* _RECORD SET_:

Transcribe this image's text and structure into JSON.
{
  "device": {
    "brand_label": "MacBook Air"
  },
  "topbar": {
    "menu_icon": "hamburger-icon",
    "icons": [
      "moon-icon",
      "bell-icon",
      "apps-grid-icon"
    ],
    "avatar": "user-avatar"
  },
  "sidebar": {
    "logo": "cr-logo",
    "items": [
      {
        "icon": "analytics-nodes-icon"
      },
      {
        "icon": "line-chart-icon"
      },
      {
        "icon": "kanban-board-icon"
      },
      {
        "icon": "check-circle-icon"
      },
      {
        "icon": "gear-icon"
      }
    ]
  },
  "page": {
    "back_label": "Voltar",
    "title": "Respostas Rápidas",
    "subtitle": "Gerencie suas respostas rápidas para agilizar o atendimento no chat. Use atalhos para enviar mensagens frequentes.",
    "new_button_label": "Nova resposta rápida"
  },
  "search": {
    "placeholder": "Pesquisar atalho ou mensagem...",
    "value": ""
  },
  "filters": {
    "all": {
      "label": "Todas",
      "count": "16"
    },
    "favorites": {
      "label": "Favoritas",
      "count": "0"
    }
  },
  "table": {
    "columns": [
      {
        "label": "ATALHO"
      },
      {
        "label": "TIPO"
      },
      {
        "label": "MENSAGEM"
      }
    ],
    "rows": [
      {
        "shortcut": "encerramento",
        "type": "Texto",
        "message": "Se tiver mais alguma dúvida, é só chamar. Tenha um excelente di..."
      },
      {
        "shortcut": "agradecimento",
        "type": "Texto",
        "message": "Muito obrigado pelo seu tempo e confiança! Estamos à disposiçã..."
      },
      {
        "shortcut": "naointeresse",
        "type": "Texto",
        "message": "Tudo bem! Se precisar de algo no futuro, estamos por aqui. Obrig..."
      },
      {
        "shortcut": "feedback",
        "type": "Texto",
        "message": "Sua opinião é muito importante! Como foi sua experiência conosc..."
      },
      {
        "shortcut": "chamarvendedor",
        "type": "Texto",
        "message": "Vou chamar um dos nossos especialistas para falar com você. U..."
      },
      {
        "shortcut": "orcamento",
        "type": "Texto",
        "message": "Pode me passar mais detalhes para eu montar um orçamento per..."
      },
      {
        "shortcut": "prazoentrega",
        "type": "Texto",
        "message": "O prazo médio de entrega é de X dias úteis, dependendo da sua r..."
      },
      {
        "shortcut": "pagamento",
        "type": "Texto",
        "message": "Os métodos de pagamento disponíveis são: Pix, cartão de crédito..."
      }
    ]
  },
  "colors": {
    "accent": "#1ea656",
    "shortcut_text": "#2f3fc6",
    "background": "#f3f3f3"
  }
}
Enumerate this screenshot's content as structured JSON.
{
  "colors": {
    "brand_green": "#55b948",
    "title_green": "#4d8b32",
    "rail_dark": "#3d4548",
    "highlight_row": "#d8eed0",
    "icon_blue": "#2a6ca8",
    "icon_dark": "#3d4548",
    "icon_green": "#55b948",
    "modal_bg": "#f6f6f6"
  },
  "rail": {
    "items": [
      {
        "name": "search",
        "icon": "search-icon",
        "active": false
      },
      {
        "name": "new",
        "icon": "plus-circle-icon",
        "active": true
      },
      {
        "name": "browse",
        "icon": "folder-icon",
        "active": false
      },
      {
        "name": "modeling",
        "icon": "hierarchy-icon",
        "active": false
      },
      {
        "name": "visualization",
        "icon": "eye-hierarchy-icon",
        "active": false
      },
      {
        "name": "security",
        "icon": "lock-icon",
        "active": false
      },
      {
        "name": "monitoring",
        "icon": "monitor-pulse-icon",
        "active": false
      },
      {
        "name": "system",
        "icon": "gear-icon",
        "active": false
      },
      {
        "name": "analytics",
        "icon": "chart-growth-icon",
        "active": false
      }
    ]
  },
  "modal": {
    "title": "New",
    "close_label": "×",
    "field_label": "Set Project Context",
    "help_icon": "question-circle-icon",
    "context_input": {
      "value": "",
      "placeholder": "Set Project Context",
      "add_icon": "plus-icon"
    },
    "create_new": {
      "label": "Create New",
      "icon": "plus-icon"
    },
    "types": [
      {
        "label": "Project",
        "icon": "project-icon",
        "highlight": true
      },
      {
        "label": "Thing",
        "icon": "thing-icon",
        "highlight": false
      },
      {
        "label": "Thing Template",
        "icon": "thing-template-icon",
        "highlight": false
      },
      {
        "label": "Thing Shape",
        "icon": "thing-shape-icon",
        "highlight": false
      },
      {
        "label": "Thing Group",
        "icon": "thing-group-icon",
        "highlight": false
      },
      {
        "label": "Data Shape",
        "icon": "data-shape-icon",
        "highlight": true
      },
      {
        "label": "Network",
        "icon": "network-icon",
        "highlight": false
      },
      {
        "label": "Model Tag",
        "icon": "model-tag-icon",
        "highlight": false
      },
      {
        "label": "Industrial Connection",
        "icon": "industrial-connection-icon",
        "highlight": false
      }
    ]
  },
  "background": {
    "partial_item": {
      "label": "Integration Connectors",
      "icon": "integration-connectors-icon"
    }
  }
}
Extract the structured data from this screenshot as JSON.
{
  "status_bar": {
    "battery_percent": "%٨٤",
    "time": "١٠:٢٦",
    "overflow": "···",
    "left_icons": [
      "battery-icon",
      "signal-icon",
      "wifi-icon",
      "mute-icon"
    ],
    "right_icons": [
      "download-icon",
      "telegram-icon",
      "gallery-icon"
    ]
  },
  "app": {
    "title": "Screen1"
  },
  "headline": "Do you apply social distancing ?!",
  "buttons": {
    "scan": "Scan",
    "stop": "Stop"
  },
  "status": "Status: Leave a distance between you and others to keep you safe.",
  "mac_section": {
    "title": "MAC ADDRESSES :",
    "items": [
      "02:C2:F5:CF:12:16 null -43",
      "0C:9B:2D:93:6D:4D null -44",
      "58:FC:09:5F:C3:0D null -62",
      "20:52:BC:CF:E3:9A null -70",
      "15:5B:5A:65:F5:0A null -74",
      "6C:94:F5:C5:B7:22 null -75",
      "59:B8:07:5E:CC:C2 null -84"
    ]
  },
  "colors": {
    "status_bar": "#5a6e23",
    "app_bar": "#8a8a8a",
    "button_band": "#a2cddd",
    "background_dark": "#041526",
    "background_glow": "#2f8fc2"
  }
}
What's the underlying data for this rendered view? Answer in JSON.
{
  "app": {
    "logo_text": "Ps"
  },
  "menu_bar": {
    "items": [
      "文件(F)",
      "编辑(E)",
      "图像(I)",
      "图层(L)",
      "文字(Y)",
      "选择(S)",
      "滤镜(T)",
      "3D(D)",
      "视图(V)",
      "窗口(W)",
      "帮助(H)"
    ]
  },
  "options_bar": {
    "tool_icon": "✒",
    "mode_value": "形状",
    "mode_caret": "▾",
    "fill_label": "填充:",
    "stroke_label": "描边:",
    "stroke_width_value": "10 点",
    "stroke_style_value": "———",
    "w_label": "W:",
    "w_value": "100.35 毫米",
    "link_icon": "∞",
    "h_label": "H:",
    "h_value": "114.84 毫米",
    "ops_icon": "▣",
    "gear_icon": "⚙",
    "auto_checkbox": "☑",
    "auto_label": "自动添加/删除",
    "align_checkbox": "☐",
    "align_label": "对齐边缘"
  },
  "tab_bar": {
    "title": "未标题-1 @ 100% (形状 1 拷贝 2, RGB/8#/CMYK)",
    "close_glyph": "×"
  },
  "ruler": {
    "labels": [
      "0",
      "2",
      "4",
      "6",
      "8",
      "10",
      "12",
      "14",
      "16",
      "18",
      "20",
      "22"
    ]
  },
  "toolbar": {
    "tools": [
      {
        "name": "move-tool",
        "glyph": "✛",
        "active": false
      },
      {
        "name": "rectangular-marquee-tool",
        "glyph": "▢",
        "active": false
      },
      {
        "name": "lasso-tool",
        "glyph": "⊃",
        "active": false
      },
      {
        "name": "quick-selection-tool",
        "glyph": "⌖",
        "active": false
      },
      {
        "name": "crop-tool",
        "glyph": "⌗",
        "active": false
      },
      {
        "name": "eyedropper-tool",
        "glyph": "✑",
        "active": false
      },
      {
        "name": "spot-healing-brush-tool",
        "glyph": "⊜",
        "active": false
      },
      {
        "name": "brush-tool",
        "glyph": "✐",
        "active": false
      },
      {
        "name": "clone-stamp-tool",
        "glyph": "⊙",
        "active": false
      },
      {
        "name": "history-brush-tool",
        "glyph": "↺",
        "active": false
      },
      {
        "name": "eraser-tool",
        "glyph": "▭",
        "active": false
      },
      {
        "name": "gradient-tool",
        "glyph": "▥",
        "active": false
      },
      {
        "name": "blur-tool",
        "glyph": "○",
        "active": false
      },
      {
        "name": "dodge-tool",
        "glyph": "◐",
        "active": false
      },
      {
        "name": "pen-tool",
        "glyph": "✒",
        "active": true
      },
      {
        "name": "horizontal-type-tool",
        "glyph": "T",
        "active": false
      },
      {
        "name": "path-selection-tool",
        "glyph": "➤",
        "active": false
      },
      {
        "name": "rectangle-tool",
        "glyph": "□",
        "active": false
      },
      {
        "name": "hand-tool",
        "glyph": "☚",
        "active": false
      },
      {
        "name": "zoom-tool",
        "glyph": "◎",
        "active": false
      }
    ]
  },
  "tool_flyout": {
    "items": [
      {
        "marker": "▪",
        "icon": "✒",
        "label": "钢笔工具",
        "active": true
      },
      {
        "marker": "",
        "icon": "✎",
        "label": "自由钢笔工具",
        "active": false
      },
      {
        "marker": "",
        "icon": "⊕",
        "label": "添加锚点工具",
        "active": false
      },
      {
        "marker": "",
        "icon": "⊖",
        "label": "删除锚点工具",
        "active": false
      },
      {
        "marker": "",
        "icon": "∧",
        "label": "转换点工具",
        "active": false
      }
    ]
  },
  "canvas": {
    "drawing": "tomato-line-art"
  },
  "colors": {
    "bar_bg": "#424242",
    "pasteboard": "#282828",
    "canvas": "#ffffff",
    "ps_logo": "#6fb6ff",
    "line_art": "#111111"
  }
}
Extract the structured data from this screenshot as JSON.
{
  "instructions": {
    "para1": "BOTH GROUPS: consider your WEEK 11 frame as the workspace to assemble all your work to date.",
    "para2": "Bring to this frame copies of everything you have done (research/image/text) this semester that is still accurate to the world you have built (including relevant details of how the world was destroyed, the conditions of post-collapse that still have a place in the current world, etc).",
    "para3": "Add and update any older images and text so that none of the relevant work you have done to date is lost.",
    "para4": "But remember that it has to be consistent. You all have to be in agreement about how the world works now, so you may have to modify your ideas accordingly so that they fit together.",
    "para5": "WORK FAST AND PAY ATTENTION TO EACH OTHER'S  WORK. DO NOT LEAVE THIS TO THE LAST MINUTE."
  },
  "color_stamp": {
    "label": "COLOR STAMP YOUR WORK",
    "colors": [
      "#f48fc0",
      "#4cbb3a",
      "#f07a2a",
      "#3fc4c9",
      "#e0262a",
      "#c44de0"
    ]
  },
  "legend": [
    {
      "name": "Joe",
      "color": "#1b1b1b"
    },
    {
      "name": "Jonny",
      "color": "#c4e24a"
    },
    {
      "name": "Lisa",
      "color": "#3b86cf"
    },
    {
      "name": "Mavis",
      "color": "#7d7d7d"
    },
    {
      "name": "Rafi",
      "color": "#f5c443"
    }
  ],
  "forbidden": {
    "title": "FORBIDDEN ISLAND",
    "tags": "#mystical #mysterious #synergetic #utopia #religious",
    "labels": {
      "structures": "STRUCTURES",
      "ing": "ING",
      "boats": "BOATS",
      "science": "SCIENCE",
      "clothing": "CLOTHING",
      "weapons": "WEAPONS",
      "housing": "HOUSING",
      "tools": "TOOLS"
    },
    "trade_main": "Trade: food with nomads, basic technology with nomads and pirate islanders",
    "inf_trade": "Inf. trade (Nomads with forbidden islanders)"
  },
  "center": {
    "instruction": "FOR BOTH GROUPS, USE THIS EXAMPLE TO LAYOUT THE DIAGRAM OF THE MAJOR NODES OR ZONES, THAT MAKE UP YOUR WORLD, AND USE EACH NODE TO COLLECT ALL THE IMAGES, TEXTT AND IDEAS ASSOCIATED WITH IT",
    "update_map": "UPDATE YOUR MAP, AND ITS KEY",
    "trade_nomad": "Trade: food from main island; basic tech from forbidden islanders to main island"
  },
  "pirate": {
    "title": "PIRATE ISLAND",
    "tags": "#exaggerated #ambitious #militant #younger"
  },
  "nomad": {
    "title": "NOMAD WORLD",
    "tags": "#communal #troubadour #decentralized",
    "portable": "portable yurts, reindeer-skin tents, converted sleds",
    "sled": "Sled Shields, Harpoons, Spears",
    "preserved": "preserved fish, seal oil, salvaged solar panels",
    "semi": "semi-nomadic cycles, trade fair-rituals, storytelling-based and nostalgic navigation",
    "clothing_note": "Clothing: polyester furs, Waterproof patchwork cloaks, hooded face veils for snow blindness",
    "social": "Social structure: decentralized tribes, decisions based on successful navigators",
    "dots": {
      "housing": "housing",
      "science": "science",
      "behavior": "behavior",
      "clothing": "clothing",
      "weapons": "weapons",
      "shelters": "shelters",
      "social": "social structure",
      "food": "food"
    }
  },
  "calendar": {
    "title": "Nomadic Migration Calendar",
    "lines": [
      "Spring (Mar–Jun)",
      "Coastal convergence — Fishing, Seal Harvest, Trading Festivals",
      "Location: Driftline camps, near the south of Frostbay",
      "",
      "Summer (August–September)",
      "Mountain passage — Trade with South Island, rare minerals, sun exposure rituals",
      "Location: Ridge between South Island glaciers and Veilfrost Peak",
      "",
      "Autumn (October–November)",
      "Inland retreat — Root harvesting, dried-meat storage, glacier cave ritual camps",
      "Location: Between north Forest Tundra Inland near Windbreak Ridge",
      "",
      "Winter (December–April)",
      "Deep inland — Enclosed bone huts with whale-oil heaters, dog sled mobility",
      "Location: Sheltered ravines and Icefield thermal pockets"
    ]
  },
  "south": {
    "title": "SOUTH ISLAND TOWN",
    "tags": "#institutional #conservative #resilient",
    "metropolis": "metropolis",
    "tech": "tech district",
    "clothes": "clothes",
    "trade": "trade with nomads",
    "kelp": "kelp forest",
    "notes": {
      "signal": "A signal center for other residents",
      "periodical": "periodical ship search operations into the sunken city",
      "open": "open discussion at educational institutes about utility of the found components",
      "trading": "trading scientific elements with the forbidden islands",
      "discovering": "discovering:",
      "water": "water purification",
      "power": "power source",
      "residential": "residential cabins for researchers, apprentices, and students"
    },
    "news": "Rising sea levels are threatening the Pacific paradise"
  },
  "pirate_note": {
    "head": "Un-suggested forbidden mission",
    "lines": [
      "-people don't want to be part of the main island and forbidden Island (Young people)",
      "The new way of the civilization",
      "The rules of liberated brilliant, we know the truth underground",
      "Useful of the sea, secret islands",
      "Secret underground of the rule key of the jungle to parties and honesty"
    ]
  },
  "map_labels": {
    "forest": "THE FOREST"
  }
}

* _SET EXERCISE_:
Where a line of the records above holds the word "selection", copy that line.

* _EXERCISE SOLUTION_:
        "name": "quick-selection-tool",
        "name": "path-selection-tool",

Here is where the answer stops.